• Entries drawn from a collection:
_ _ _

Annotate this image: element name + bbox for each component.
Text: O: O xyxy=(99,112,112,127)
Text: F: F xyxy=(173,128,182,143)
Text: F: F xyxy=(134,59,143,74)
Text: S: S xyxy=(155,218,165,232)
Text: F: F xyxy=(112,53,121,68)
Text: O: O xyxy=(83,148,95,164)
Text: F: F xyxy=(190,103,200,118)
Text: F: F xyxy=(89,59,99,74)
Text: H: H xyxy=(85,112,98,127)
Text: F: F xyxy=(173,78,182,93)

_ _ _

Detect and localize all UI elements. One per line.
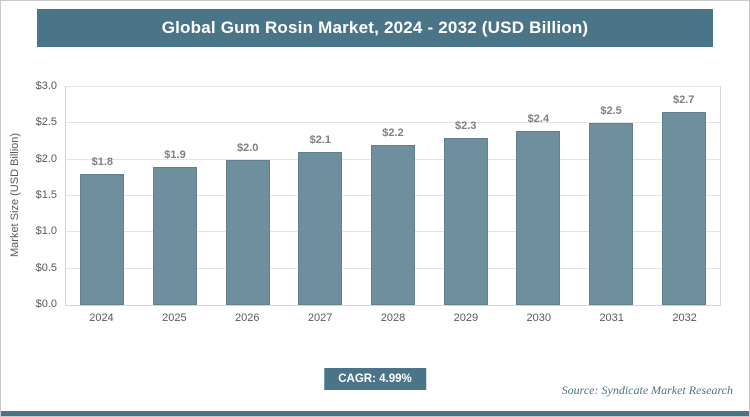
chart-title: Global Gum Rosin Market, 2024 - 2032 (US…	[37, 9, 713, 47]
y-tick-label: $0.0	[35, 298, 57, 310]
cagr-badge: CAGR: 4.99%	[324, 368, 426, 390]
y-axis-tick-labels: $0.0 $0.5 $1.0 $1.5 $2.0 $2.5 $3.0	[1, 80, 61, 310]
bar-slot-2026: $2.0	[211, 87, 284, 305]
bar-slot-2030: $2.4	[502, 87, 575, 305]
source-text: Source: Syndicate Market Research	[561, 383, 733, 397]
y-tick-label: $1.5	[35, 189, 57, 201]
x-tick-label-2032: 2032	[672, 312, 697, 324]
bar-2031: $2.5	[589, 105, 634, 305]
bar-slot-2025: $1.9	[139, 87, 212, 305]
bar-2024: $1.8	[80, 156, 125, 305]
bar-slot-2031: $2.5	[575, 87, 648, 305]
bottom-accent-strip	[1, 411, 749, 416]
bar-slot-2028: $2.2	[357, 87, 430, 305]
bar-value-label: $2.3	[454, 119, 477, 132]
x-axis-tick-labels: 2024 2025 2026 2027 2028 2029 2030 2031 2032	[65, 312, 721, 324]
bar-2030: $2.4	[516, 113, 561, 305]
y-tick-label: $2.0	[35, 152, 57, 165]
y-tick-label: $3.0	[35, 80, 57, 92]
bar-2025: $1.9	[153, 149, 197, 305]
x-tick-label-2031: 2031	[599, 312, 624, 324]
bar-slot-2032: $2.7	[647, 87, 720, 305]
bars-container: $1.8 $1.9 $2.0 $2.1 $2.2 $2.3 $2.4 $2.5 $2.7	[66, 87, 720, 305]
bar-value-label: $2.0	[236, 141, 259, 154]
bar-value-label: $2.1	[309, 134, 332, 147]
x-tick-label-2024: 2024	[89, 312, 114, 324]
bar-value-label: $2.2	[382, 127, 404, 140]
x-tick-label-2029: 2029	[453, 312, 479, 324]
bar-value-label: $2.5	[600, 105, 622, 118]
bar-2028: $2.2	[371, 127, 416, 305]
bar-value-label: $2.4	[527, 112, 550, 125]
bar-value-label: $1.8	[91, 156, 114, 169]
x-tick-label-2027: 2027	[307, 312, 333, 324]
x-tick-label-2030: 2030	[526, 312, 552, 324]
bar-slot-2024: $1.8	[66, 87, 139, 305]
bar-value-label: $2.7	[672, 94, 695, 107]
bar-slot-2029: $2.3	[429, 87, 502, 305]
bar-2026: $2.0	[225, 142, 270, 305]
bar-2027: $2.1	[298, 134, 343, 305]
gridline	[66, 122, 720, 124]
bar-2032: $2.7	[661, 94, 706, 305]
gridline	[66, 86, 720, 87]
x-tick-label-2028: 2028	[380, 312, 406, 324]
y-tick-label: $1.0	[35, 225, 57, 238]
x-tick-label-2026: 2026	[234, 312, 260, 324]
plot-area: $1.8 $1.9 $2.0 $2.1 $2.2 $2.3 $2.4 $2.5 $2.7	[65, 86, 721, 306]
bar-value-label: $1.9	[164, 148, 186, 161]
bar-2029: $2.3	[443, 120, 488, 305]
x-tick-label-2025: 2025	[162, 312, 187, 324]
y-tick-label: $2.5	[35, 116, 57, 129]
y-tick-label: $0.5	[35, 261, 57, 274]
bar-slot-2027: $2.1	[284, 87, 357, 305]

_ _ _

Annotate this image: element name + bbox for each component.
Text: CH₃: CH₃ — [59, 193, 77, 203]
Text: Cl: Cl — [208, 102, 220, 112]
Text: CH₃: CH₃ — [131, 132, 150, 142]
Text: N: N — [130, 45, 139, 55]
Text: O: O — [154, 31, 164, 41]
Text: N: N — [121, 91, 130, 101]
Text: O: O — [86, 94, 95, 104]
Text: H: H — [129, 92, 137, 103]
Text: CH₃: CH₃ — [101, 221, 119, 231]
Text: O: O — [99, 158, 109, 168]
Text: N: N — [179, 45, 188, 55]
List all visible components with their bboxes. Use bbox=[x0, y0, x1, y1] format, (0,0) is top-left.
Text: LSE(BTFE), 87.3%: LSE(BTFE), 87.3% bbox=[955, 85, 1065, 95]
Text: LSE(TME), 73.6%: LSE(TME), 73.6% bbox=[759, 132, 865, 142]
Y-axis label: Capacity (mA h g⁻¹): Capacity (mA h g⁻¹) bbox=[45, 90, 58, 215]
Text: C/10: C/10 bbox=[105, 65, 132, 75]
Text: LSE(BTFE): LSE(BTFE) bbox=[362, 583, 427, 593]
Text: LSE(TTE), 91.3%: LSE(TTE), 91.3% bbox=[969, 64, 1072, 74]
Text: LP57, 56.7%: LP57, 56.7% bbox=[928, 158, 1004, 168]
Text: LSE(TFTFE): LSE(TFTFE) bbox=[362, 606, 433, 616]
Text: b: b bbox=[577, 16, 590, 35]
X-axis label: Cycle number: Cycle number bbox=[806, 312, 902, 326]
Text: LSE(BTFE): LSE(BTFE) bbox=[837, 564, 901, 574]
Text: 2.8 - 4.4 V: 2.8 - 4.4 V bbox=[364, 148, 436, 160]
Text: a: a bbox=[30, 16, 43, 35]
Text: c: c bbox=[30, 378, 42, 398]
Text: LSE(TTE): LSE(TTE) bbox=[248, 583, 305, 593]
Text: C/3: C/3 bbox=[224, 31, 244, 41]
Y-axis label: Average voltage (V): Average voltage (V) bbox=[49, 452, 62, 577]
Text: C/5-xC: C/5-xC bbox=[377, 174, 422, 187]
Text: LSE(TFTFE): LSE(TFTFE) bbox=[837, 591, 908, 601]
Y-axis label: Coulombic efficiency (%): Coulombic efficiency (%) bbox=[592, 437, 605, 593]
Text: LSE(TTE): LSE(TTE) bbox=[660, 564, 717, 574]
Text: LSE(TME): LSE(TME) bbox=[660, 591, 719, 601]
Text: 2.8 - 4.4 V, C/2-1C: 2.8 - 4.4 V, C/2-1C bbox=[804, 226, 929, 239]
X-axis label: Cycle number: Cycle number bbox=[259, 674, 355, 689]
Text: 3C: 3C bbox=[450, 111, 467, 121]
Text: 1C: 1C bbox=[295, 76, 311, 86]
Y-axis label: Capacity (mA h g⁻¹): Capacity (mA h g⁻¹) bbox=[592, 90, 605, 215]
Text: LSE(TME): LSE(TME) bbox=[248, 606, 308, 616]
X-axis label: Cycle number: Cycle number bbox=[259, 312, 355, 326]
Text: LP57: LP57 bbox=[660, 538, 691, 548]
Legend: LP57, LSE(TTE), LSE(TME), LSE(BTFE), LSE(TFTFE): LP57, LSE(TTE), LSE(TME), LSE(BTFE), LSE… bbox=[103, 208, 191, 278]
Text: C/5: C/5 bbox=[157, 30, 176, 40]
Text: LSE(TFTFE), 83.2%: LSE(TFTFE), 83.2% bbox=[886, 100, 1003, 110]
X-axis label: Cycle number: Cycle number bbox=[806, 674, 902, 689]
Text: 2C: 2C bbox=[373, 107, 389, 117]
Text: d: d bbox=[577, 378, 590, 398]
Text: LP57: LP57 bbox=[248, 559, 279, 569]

_ _ _

• Request:
State how many lines of the material above contain the string "labels". Reply with the number alone.

• The output:
2